• Texto para leitura:
--
Por Eliana Maria (Ir. Gabriela, Obl. OSB)
*Artigo de
Kevin Clarke
Tradução : Ramón Lara
‘São
Francisco de Sales é o santo padroeiro dos jornalistas, e tudo bem. Não tenho
nada contra ele. Mas sempre pensei que deveria ter sido São Tomé, o Apóstolo.
Penso
em duvidar de Tomé como o primeiro jornalista do mundo, determinado a obter a
confirmação dos rumores que ouviu circulando pelo bairro sobre seu ex-rabino e
uma misteriosa ressurreição.
Tomé
é considerado um personagem fraco porque tinha que ver para crer, mas eu tenho
uma grande simpatia por ele. Entendo. Ele é como eu, procurando uma razão para
acreditar.
Uma
vez que o apóstolo tocou nas feridas e obteve a verificação que estava
procurando, nada segurou Tomé, que não duvidava mais. Viajou pelo mundo
conhecido e por algumas partes do mundo pouco conhecido, tornando-se um dos
melhores repórteres de boas notícias da Igreja.
Eu
estava praticamente condenado a ser jornalista. Há algo no fundo de mim que
fica mais à vontade com o ceticismo. Minha fé também reside ansiosamente em uma
confusão de dúvidas. Mesmo enquanto escrevo estas palavras, sinto que é uma
coisa fraca e fugaz. Então vou à missa e duvido; rezo e duvido. Procuro consolo
na minha dúvida. Crio meus filhos na fé e, francamente, tento na maior parte do
tempo esconder minha dúvida. Muitas vezes me sinto muito sozinho.
Eu
não deveria sentir isso. Shannon, uma amiga leiga me diz. ‘Na minha vida e
na vida das pessoas que amo, notei que a dúvida, por mais dolorosa que seja,
realmente é um impulso para uma vida espiritual mais autêntica e pessoal’,
diz por e-mail. Evans é escritora e palestrante e, mais recentemente, autora de
Rewilding Motherhood: Your Path to an Empowered Feminine Spirituality.
--
• Registros:
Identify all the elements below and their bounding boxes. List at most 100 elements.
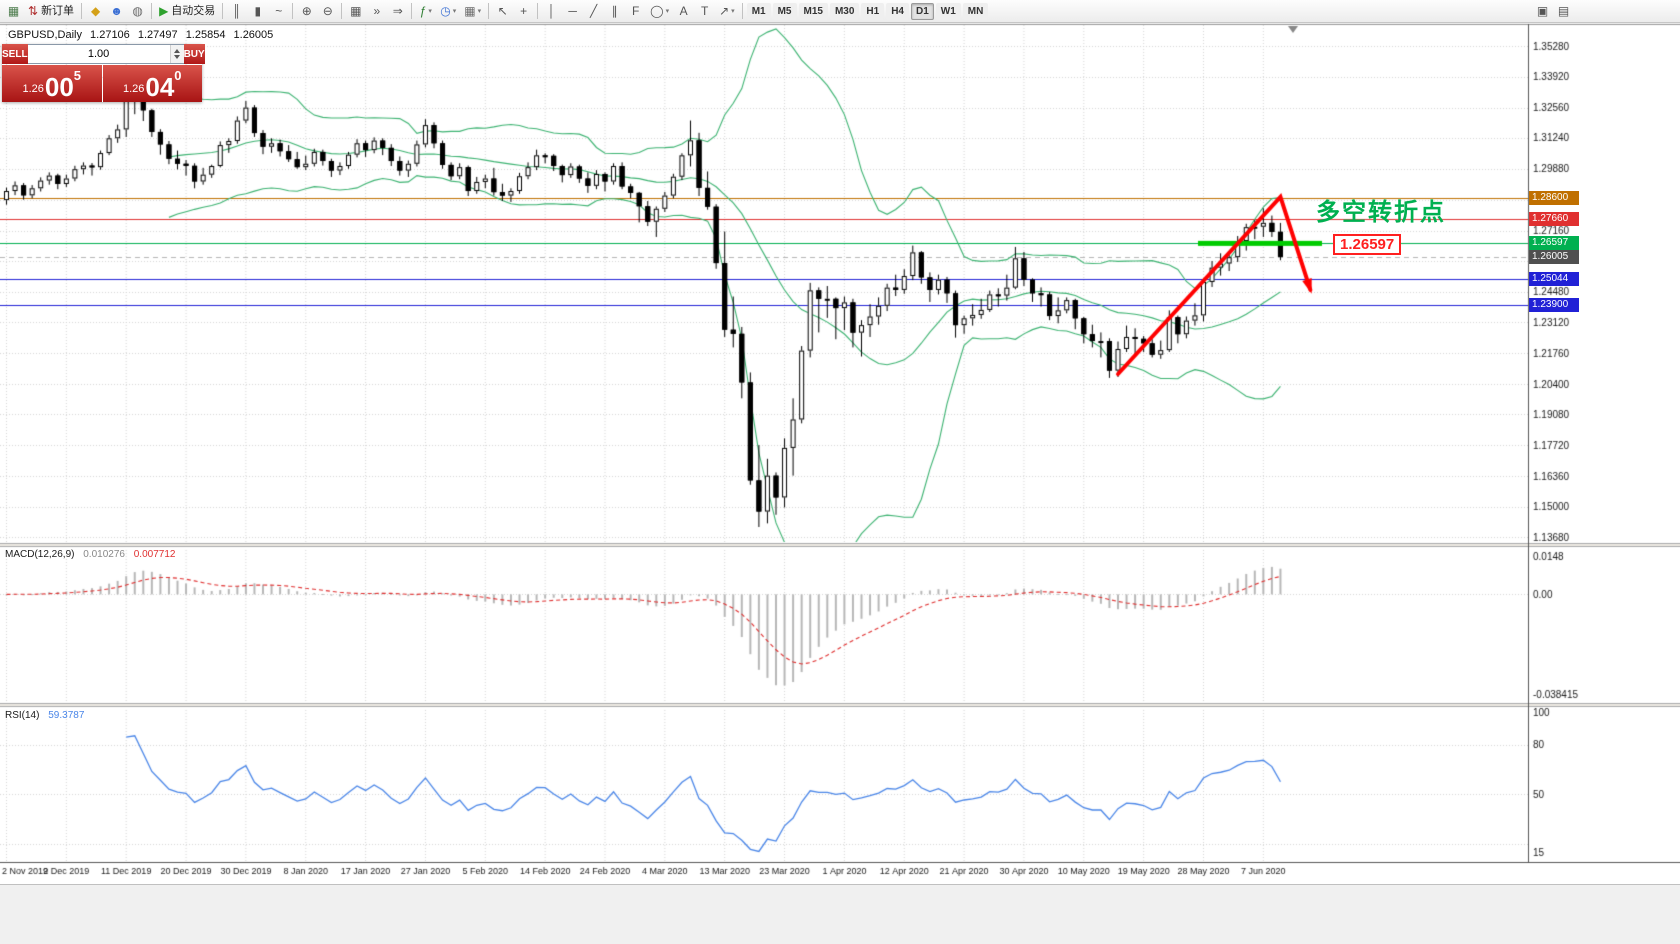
- zoom-out-icon: ⊖: [322, 4, 333, 18]
- auto-scroll-icon: »: [373, 4, 381, 18]
- zoom-in-button[interactable]: ⊕: [297, 2, 316, 21]
- toolbar-separator: [292, 3, 294, 19]
- timeframe-m15-button[interactable]: M15: [798, 2, 828, 20]
- symbol-period-label: GBPUSD,Daily: [8, 29, 82, 41]
- indicators-menu-button[interactable]: ƒ ▾: [416, 2, 435, 21]
- text-tool-icon: A: [679, 4, 688, 18]
- arrows-menu-icon: ↗: [719, 4, 730, 18]
- timeframe-m30-button[interactable]: M30: [829, 2, 860, 20]
- one-click-trading-panel: SELL BUY 1.26 00 5 1.26 04 0: [2, 44, 205, 102]
- open-value: 1.27106: [90, 29, 130, 41]
- arrows-menu-button[interactable]: ↗ ▾: [716, 2, 738, 21]
- horizontal-line-tool-button[interactable]: ─: [563, 2, 582, 21]
- toolbar-separator: [411, 3, 413, 19]
- community-icon: ☻: [110, 4, 123, 18]
- one-click-price-row: 1.26 00 5 1.26 04 0: [2, 65, 202, 102]
- label-tool-icon: T: [700, 4, 709, 18]
- tile-windows-button[interactable]: ▦: [346, 2, 365, 21]
- timeframe-h1-button[interactable]: H1: [861, 2, 885, 20]
- dropdown-caret-icon: ▾: [731, 7, 735, 15]
- timeframe-d1-button[interactable]: D1: [911, 2, 934, 20]
- macd-signal-value: 0.007712: [133, 549, 176, 560]
- channel-tool-button[interactable]: ∥: [605, 2, 624, 21]
- data-window-button[interactable]: ▤: [1554, 2, 1573, 21]
- channel-tool-icon: ∥: [611, 4, 618, 18]
- shapes-menu-button[interactable]: ◯ ▾: [647, 2, 672, 21]
- support-button[interactable]: ◍: [128, 2, 147, 21]
- community-button[interactable]: ☻: [107, 2, 126, 21]
- status-area: [0, 884, 1680, 944]
- buy-price-button[interactable]: 1.26 04 0: [102, 65, 202, 102]
- vertical-line-tool-icon: │: [547, 4, 556, 18]
- line-chart-mode-icon: ~: [275, 4, 283, 18]
- current-price-badge: 1.26005: [1529, 249, 1579, 264]
- periods-menu-button[interactable]: ◷ ▾: [437, 2, 459, 21]
- high-value: 1.27497: [137, 29, 178, 41]
- horizontal-line-tool-icon: ─: [568, 4, 577, 18]
- mql5-market-button[interactable]: ◆: [86, 2, 105, 21]
- new-chart-button[interactable]: ▦: [4, 2, 23, 21]
- new-order-icon: ⇅: [28, 4, 39, 18]
- lot-decrease-button[interactable]: [174, 55, 181, 62]
- resistance-line-badge: 1.27660: [1529, 212, 1579, 227]
- close-value: 1.26005: [233, 29, 274, 41]
- crosshair-tool-button[interactable]: +: [514, 2, 533, 21]
- macd-main-value: 0.010276: [83, 549, 125, 560]
- autotrading-button[interactable]: ▶ 自动交易: [156, 2, 218, 21]
- one-click-top-row: SELL BUY: [2, 44, 205, 64]
- turning-point-annotation[interactable]: 多空转折点: [1316, 199, 1446, 226]
- candlestick-mode-icon: ▮: [254, 4, 262, 18]
- support-line-badge: 1.25044: [1529, 271, 1579, 286]
- sell-button[interactable]: SELL: [2, 44, 28, 64]
- trendline-tool-button[interactable]: ╱: [584, 2, 603, 21]
- templates-menu-button[interactable]: ▦ ▾: [461, 2, 484, 21]
- vertical-line-tool-button[interactable]: │: [542, 2, 561, 21]
- candlestick-mode-button[interactable]: ▮: [248, 2, 267, 21]
- cursor-tool-icon: ↖: [497, 4, 508, 18]
- tile-windows-icon: ▦: [350, 4, 362, 18]
- timeframe-mn-button[interactable]: MN: [962, 2, 989, 20]
- bar-chart-mode-button[interactable]: ║: [227, 2, 246, 21]
- timeframe-h4-button[interactable]: H4: [886, 2, 909, 20]
- timeframe-m1-button[interactable]: M1: [746, 2, 771, 20]
- new-order-button[interactable]: ⇅ 新订单: [25, 2, 77, 21]
- templates-menu-icon: ▦: [464, 4, 476, 18]
- toolbar-separator: [537, 3, 539, 19]
- label-tool-button[interactable]: T: [695, 2, 714, 21]
- buy-button[interactable]: BUY: [183, 44, 205, 64]
- toolbar-separator: [341, 3, 343, 19]
- chart-shift-icon: ⇒: [392, 4, 403, 18]
- bar-chart-mode-icon: ║: [232, 4, 242, 18]
- lot-size-input[interactable]: [27, 45, 170, 63]
- rsi-indicator-label: RSI(14) 59.3787: [5, 710, 90, 721]
- trendline-tool-icon: ╱: [590, 4, 598, 18]
- indicators-menu-icon: ƒ: [419, 4, 427, 18]
- toolbar-separator: [222, 3, 224, 19]
- low-value: 1.25854: [185, 29, 226, 41]
- price-level-callout[interactable]: 1.26597: [1333, 234, 1402, 255]
- periods-menu-icon: ◷: [440, 4, 451, 18]
- auto-scroll-button[interactable]: »: [367, 2, 386, 21]
- window-restore-button[interactable]: ▣: [1533, 2, 1552, 21]
- new-chart-icon: ▦: [7, 4, 20, 18]
- autotrading-icon: ▶: [159, 4, 169, 18]
- lot-spinner: [169, 45, 184, 63]
- cursor-tool-button[interactable]: ↖: [493, 2, 512, 21]
- macd-indicator-label: MACD(12,26,9) 0.010276 0.007712: [5, 549, 181, 560]
- text-tool-button[interactable]: A: [674, 2, 693, 21]
- chart-ohlc-header: GBPUSD,Daily 1.27106 1.27497 1.25854 1.2…: [8, 29, 278, 41]
- rsi-value: 59.3787: [48, 710, 85, 721]
- lot-increase-button[interactable]: [174, 46, 181, 53]
- line-chart-mode-button[interactable]: ~: [269, 2, 288, 21]
- timeframe-w1-button[interactable]: W1: [935, 2, 961, 20]
- mql5-market-icon: ◆: [90, 4, 101, 18]
- crosshair-tool-icon: +: [520, 4, 528, 18]
- fibonacci-tool-button[interactable]: F: [626, 2, 645, 21]
- chart-shift-button[interactable]: ⇒: [388, 2, 407, 21]
- sell-price-button[interactable]: 1.26 00 5: [2, 65, 102, 102]
- timeframe-m5-button[interactable]: M5: [772, 2, 797, 20]
- support-line-badge: 1.23900: [1529, 297, 1579, 312]
- zoom-out-button[interactable]: ⊖: [318, 2, 337, 21]
- new-order-label: 新订单: [41, 4, 75, 17]
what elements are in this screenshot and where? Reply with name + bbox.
--
• Exercício proposto: No texto sobre São Tomé, liste cada ação que o autor diz praticar nas frases que vão de "Então vou à missa" até "esconder minha dúvida". Os registros não têm relação com o texto.

• Resposta abaixo:
- Ir à missa
- Duvidar (ao ir à missa e ao rezar)
- Rezar
- Procurar consolo na própria dúvida
- Criar os filhos na fé
- Tentar esconder a dúvida na maior parte do tempo